Please carry on the passage about college golfer John Augenstein, starting after its final sentence.

#### TEXT UNDER STUDY

It wasn’t long ago that Limbaugh stumbled upon the kid from Owensboro, Kentucky, who was sitting on a seat attached to his pushcart, waiting out a backup on a par 3 during a junior event in Lexington. When it was his turn, Augenstein stepped up and flagged one.

Limbaugh, who was originally there to recruit two other players, immediately texted his assistant: We’re here watching the wrong people. That kid is the best player here.

A few months later, Augenstein made a run to the semifinals of the U.S. Junior Amateur, where he displayed his clutch ability and match-play prowess for all to see. A couple of years later, as a freshman, he led Vanderbilt to its first SEC title, winning two matches in extra holes. Last summer, he earned the clinching point for the U.S. Walker Cup team at Royal Liverpool.

Nicknamed “Flash,” the fiery and confident Augenstein went 8-1 in postseason match play and never finished outside the top 20 at the NCAA Championship.

"As a coach, you dream of being able to coach guys like John Augenstein," Limbaugh said.

########
#### EXTRACTED ENTRIES

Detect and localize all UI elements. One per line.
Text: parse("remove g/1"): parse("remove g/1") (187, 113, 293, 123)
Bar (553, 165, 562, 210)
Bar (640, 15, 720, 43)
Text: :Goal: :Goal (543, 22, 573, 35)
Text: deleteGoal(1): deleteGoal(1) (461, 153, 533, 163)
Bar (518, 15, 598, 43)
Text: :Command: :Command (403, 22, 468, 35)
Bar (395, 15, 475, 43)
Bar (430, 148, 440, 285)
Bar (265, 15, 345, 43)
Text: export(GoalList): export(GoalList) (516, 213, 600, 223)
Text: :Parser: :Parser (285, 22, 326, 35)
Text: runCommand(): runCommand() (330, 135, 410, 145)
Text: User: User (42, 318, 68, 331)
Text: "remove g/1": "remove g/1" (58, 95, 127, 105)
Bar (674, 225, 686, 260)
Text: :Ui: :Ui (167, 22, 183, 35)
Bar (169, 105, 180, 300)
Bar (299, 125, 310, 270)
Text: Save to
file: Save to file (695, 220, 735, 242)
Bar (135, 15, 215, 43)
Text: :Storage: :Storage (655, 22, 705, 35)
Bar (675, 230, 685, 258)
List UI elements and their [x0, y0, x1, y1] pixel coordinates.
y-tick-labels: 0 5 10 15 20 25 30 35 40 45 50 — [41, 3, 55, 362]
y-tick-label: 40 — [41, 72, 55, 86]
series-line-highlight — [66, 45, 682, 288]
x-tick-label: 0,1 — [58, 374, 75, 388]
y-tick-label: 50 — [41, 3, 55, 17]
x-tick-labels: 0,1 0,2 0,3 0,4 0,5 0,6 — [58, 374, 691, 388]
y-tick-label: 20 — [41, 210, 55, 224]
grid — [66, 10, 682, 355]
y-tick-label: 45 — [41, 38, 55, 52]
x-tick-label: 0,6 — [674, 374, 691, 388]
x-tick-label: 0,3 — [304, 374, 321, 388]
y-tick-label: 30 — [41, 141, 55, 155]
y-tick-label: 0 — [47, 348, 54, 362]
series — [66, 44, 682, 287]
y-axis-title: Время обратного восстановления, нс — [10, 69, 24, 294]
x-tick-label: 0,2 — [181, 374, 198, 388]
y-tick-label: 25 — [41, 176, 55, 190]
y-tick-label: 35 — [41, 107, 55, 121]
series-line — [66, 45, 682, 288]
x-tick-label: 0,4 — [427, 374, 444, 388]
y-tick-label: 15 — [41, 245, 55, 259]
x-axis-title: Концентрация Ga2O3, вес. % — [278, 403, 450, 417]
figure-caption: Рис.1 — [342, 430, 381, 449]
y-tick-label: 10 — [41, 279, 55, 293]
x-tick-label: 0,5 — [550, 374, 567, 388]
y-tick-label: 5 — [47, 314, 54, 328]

########

REPLY:
While seniors such as Augenstein and Ogletree will be afforded an extra year by the NCAA to return to school in the fall, it’s unlikely, barring unforeseen events, that either will do so. They have dreams of playing professionally, and despite the PGA Tour schedule being very much in flux at the moment, the expectation right now is that each could turn pro after the Masters (or possibly before if Augusta National follows the USGA’s lead and allows players to use their amateur exemptions as pros) and hope for some starts this winter.

“The goal is to get to the PGA Tour as quickly as possible,” Augenstein said. “What that means for me, the short answer is I really don’t know. These circumstances are unlike anything we’ve ever seen, and that’s one of the hardest parts. Your whole life you have this plan, you’re going to go to college and after four years you’re going to turn pro and hopefully play on the PGA Tour. I was supposed to play in the Masters, compete for a national championship and, though nothing was certain, get some starts on the PGA Tour and get everything going, just according to plan, and that’s all been taken away for the time being.

“It’s just a shock, and I’ve probably never been this down for this extended period of time.”

Each day it gets a little better, though. And soon enough, Augenstein and Ogletree will – hopefully – be at Augusta National, ready to tee it up in a fall Masters, and it will once again be the most perfect time.